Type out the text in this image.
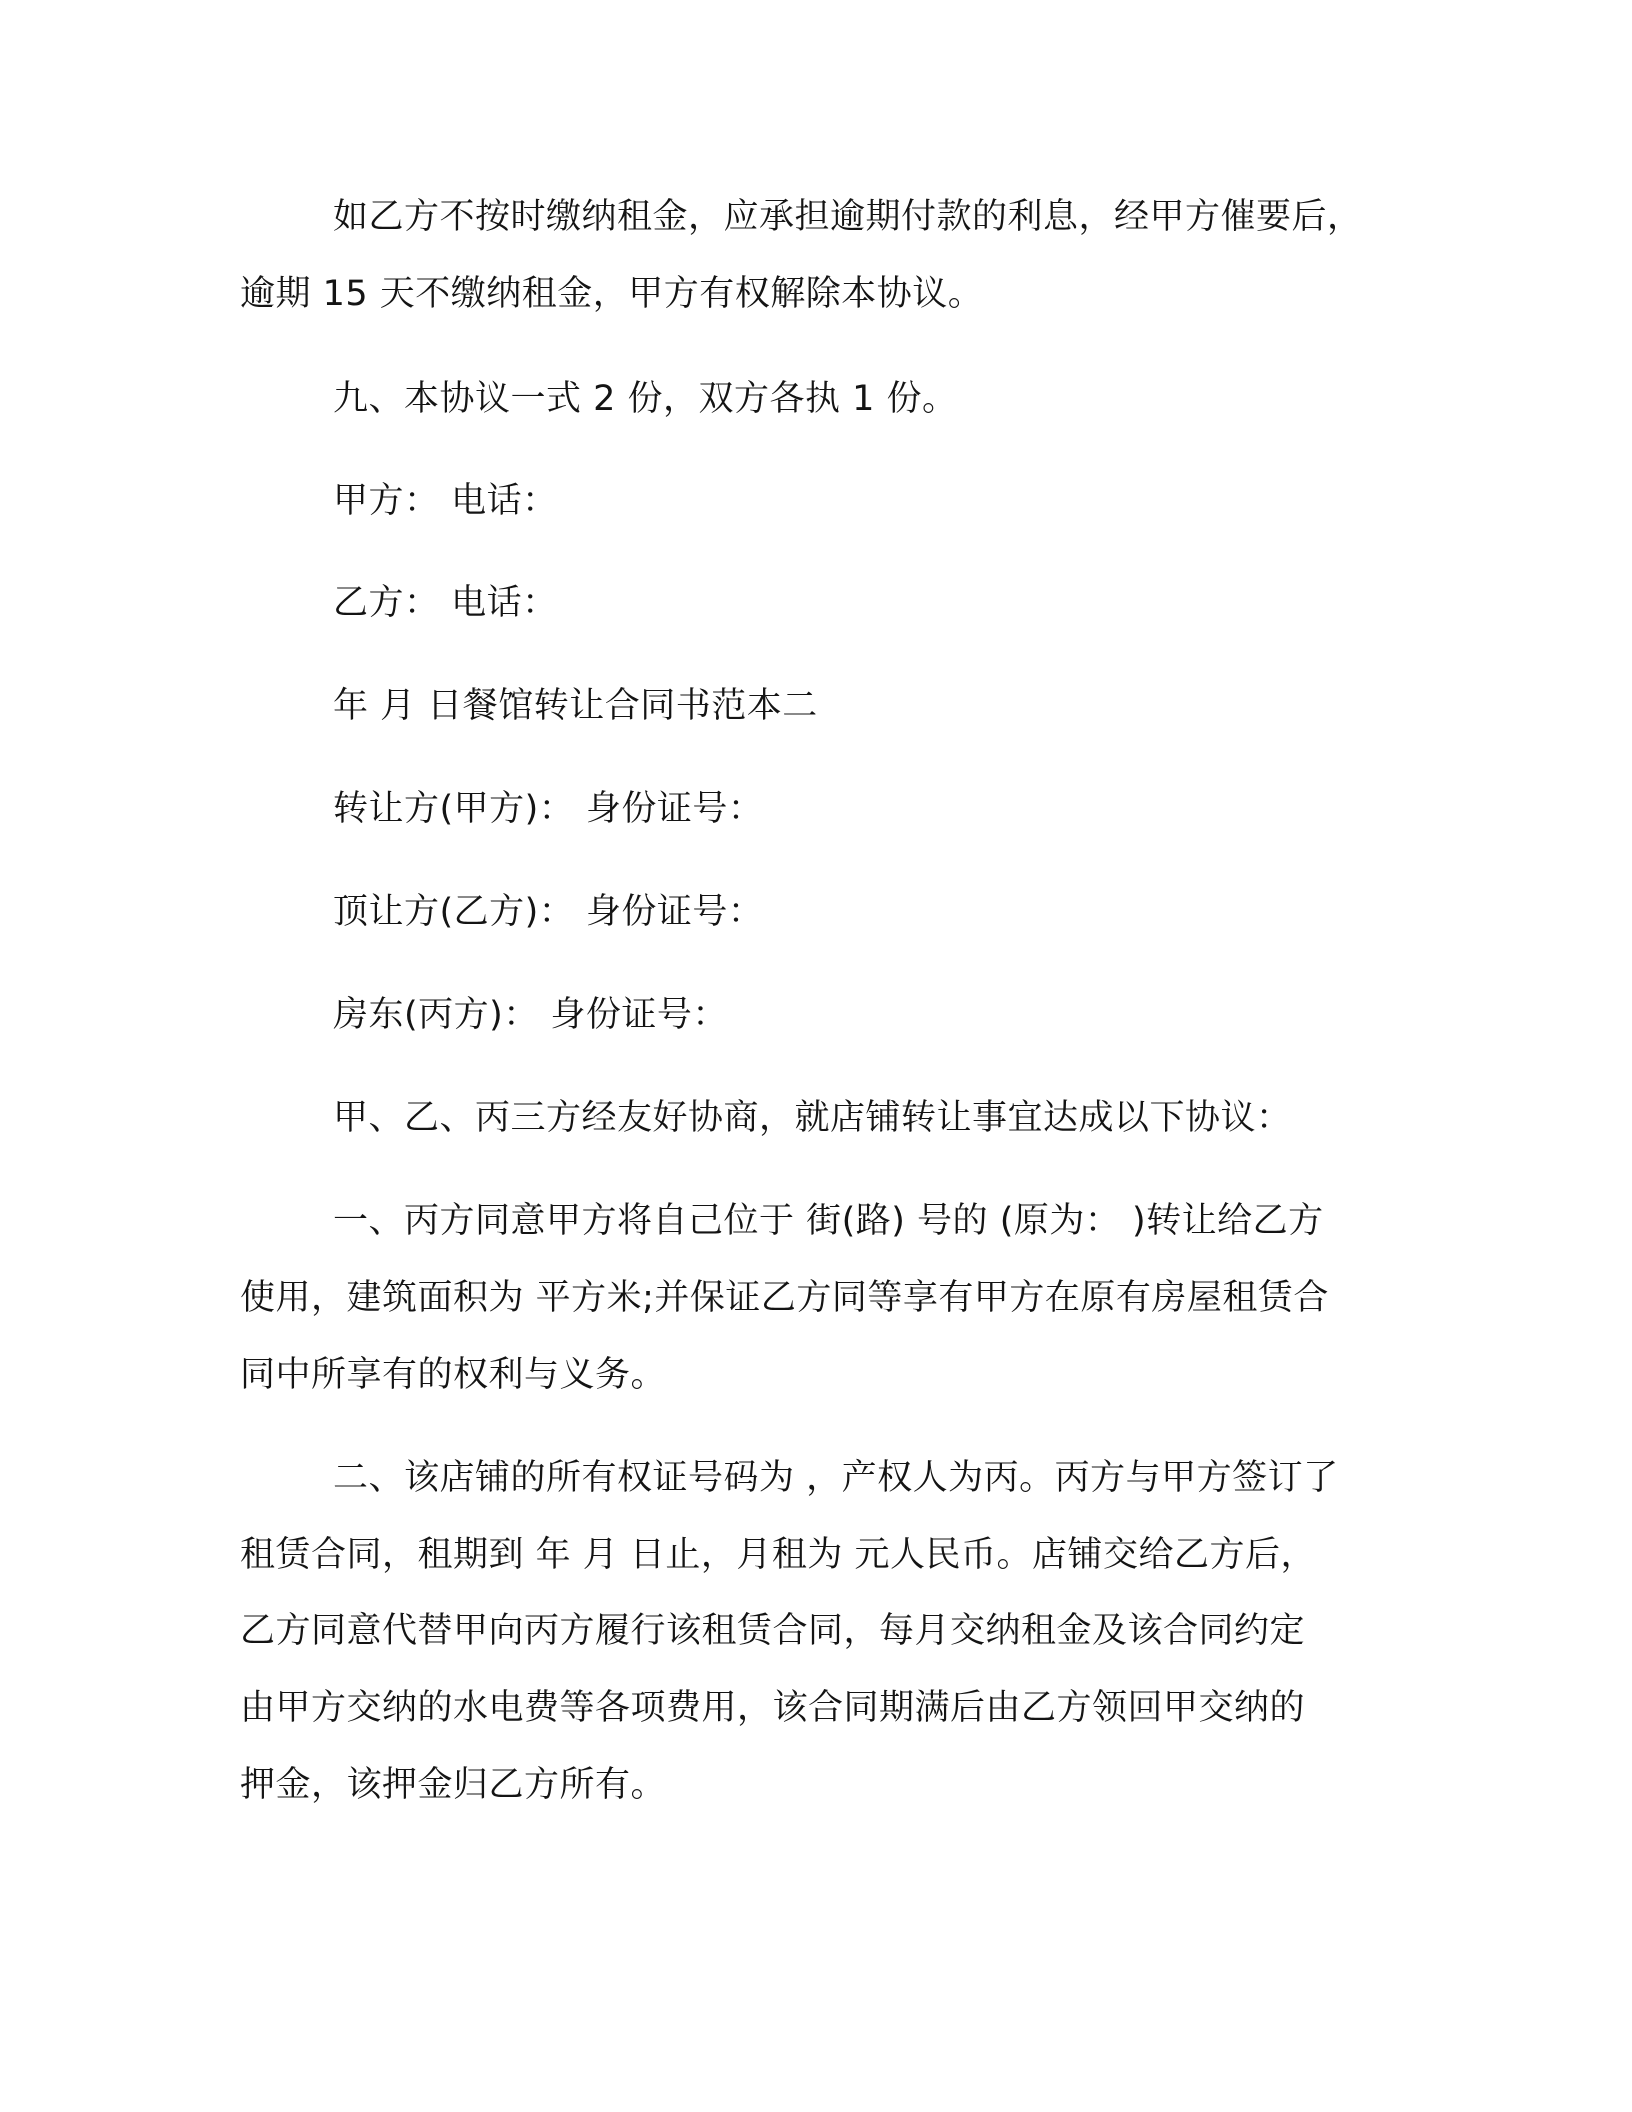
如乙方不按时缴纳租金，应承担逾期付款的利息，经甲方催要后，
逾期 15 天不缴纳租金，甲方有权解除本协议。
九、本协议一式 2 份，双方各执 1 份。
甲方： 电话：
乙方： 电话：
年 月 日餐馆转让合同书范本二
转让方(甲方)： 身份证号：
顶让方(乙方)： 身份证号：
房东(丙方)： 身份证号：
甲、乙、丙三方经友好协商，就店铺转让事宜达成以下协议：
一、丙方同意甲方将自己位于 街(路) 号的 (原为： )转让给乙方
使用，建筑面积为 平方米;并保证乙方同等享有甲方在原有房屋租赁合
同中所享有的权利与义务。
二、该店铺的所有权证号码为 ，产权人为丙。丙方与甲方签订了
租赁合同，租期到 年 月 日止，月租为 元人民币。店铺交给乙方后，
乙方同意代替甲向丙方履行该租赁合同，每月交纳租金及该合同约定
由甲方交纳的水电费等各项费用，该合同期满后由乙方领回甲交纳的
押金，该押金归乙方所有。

______________________________

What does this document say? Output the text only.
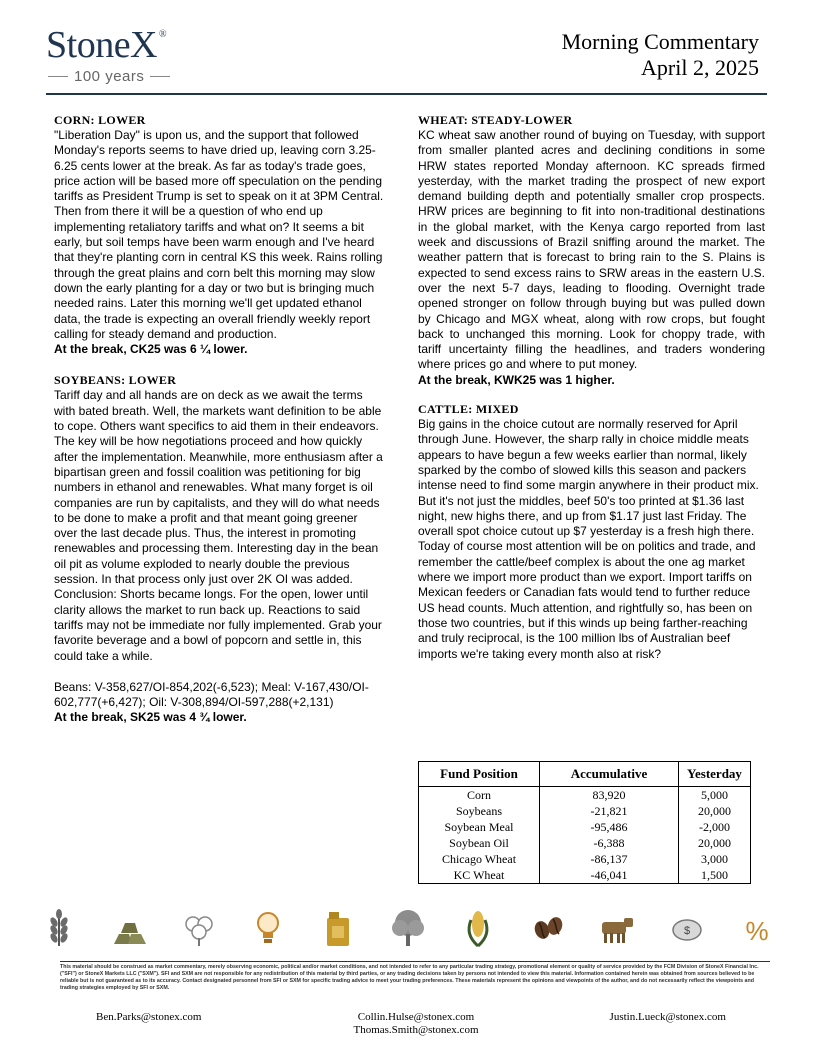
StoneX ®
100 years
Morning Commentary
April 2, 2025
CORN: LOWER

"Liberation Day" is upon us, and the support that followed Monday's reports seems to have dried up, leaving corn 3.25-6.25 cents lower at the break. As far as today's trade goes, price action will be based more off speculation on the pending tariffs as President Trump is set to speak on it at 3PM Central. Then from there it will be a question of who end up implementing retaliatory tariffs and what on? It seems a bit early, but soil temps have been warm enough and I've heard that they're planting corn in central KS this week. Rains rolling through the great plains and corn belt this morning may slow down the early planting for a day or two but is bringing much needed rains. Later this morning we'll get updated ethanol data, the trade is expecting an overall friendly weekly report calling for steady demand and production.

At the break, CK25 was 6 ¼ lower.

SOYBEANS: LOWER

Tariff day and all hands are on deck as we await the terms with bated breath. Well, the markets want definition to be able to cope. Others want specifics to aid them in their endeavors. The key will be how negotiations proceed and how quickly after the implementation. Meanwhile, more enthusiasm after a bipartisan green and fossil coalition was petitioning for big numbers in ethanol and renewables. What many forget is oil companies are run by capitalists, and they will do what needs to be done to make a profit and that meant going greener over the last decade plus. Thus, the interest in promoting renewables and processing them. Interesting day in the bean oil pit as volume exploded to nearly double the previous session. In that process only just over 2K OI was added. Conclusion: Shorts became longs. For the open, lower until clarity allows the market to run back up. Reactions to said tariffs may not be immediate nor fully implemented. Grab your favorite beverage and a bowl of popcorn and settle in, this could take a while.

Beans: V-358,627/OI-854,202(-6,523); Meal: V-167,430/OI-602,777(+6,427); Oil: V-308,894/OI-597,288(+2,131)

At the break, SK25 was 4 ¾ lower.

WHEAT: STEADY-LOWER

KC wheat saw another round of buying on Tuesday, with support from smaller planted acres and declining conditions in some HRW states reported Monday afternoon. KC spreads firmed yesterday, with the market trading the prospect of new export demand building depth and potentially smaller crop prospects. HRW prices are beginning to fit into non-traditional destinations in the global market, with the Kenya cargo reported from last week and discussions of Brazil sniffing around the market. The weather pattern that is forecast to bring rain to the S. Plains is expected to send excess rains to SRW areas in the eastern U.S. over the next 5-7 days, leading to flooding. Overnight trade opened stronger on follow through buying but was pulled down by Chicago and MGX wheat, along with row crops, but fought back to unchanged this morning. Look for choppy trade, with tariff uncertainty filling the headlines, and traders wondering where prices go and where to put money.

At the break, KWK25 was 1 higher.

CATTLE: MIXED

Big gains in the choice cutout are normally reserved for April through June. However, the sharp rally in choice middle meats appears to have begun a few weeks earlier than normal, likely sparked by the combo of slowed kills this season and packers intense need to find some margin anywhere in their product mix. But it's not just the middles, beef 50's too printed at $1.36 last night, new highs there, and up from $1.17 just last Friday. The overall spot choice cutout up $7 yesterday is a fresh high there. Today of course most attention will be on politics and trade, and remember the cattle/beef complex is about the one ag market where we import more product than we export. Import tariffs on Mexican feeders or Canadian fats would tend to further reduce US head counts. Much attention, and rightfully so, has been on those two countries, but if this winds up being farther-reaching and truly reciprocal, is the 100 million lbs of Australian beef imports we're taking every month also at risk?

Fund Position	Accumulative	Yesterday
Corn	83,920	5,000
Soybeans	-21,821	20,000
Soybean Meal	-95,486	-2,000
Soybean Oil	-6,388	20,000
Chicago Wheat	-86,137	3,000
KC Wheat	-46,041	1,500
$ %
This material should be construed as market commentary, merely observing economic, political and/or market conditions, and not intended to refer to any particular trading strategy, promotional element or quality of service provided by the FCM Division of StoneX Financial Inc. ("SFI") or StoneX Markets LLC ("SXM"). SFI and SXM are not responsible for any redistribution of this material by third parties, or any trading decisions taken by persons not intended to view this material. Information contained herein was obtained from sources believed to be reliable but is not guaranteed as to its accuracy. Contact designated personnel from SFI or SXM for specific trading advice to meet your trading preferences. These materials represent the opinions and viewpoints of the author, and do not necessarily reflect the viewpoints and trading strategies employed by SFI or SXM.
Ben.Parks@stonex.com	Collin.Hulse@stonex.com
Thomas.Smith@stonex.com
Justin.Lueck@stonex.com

______________________________

Exercise aim = Write out every line of the data that holds the word "text".

Response =
Type out the text in this image.
What does this document say? Output the text only.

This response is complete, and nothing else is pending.